Task prompt = Among the lines of these entries, how many hold the word "Fuel"? State only the number.

Dataset =
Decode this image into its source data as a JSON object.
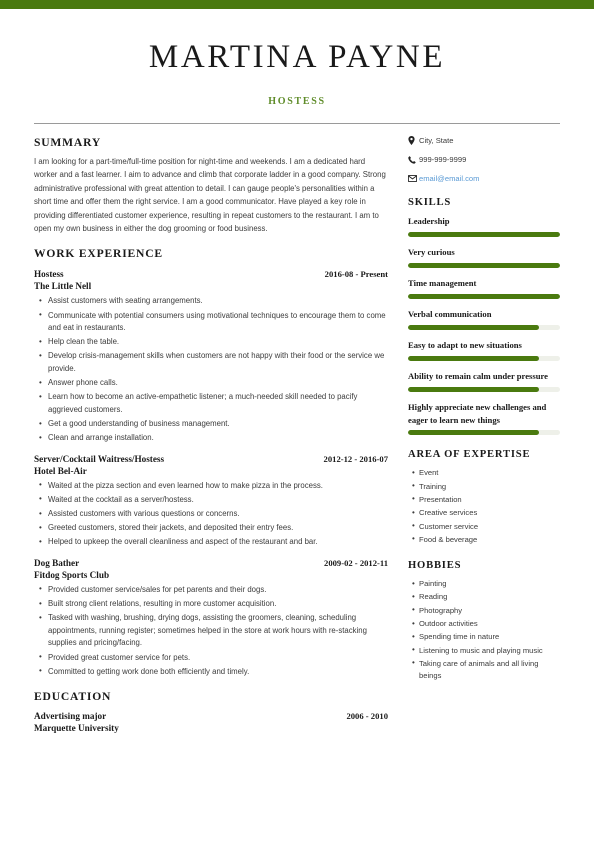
{
  "theme": {
    "accent_green": "#4a7a0f",
    "title_green": "#5f8c2a",
    "link_blue": "#5b9bd5",
    "track_gray": "#eef0e9"
  },
  "header": {
    "name": "MARTINA PAYNE",
    "job_title": "HOSTESS"
  },
  "summary": {
    "heading": "SUMMARY",
    "text": "I am looking for a part-time/full-time position for night-time and weekends. I am a dedicated hard worker and a fast learner. I aim to advance and climb that corporate ladder in a good company. Strong administrative professional with great attention to detail. I can gauge people's personalities within a short time and offer them the right service. I am a good communicator. Have played a key role in providing differentiated customer experience, resulting in repeat customers to the restaurant. I am to open my own business in either the dog grooming or food business."
  },
  "work_experience": {
    "heading": "WORK EXPERIENCE",
    "jobs": [
      {
        "position": "Hostess",
        "date": "2016-08 - Present",
        "company": "The Little Nell",
        "bullets": [
          "Assist customers with seating arrangements.",
          "Communicate with potential consumers using motivational techniques to encourage them to come and eat in restaurants.",
          "Help clean the table.",
          "Develop crisis-management skills when customers are not happy with their food or the service we provide.",
          "Answer phone calls.",
          "Learn how to become an active-empathetic listener; a much-needed skill needed to pacify aggrieved customers.",
          "Get a good understanding of business management.",
          "Clean and arrange installation."
        ]
      },
      {
        "position": "Server/Cocktail Waitress/Hostess",
        "date": "2012-12 - 2016-07",
        "company": "Hotel Bel-Air",
        "bullets": [
          "Waited at the pizza section and even learned how to make pizza in the process.",
          "Waited at the cocktail as a server/hostess.",
          "Assisted customers with various questions or concerns.",
          "Greeted customers, stored their jackets, and deposited their entry fees.",
          "Helped to upkeep the overall cleanliness and aspect of the restaurant and bar."
        ]
      },
      {
        "position": "Dog Bather",
        "date": "2009-02 - 2012-11",
        "company": "Fitdog Sports Club",
        "bullets": [
          "Provided customer service/sales for pet parents and their dogs.",
          "Built strong client relations, resulting in more customer acquisition.",
          "Tasked with washing, brushing, drying dogs, assisting the groomers, cleaning, scheduling appointments, running register; sometimes helped in the store at work hours with re-stacking supplies and pricing/facing.",
          "Provided great customer service for pets.",
          "Committed to getting work done both efficiently and timely."
        ]
      }
    ]
  },
  "education": {
    "heading": "EDUCATION",
    "entries": [
      {
        "degree": "Advertising major",
        "date": "2006 - 2010",
        "school": "Marquette University"
      }
    ]
  },
  "contact": {
    "items": [
      {
        "icon": "location-pin-icon",
        "value": "City, State"
      },
      {
        "icon": "phone-icon",
        "value": "999-999-9999"
      },
      {
        "icon": "envelope-icon",
        "value": "email@email.com"
      }
    ]
  },
  "skills": {
    "heading": "SKILLS",
    "items": [
      {
        "name": "Leadership",
        "level": 100
      },
      {
        "name": "Very curious",
        "level": 100
      },
      {
        "name": "Time management",
        "level": 100
      },
      {
        "name": "Verbal communication",
        "level": 86
      },
      {
        "name": "Easy to adapt to new situations",
        "level": 86
      },
      {
        "name": "Ability to remain calm under pressure",
        "level": 86
      },
      {
        "name": "Highly appreciate new challenges and eager to learn new things",
        "level": 86
      }
    ]
  },
  "area_of_expertise": {
    "heading": "AREA OF EXPERTISE",
    "items": [
      "Event",
      "Training",
      "Presentation",
      "Creative services",
      "Customer service",
      "Food & beverage"
    ]
  },
  "hobbies": {
    "heading": "HOBBIES",
    "items": [
      "Painting",
      "Reading",
      "Photography",
      "Outdoor activities",
      "Spending time in nature",
      "Listening to music and playing music",
      "Taking care of animals and all living beings"
    ]
  }
}
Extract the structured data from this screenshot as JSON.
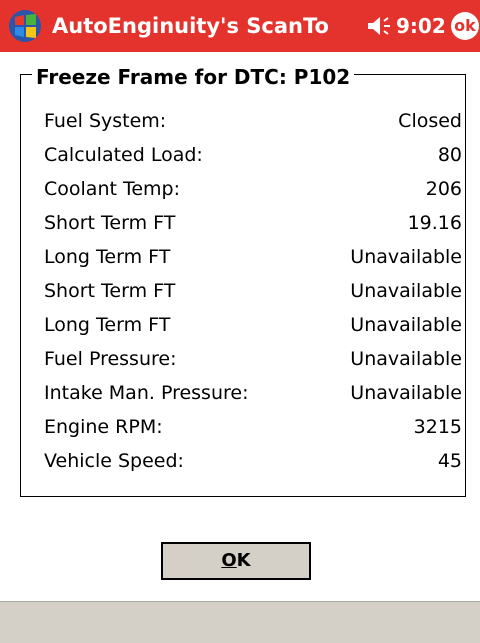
{
  "titlebar": {
    "app_title": "AutoEnginuity's ScanTo",
    "time": "9:02",
    "ok_label": "ok",
    "color": "#e4322d"
  },
  "freeze_frame": {
    "legend": "Freeze Frame for DTC: P102",
    "rows": [
      {
        "label": "Fuel System:",
        "value": "Closed"
      },
      {
        "label": "Calculated Load:",
        "value": "80"
      },
      {
        "label": "Coolant Temp:",
        "value": "206"
      },
      {
        "label": "Short Term FT",
        "value": "19.16"
      },
      {
        "label": "Long Term FT",
        "value": "Unavailable"
      },
      {
        "label": "Short Term FT",
        "value": "Unavailable"
      },
      {
        "label": "Long Term FT",
        "value": "Unavailable"
      },
      {
        "label": "Fuel Pressure:",
        "value": "Unavailable"
      },
      {
        "label": "Intake Man. Pressure:",
        "value": "Unavailable"
      },
      {
        "label": "Engine RPM:",
        "value": "3215"
      },
      {
        "label": "Vehicle Speed:",
        "value": "45"
      }
    ]
  },
  "dialog": {
    "ok_button_accel": "O",
    "ok_button_rest": "K"
  },
  "icons": {
    "start": "windows-flag-icon",
    "volume": "speaker-icon"
  }
}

Final answer = 2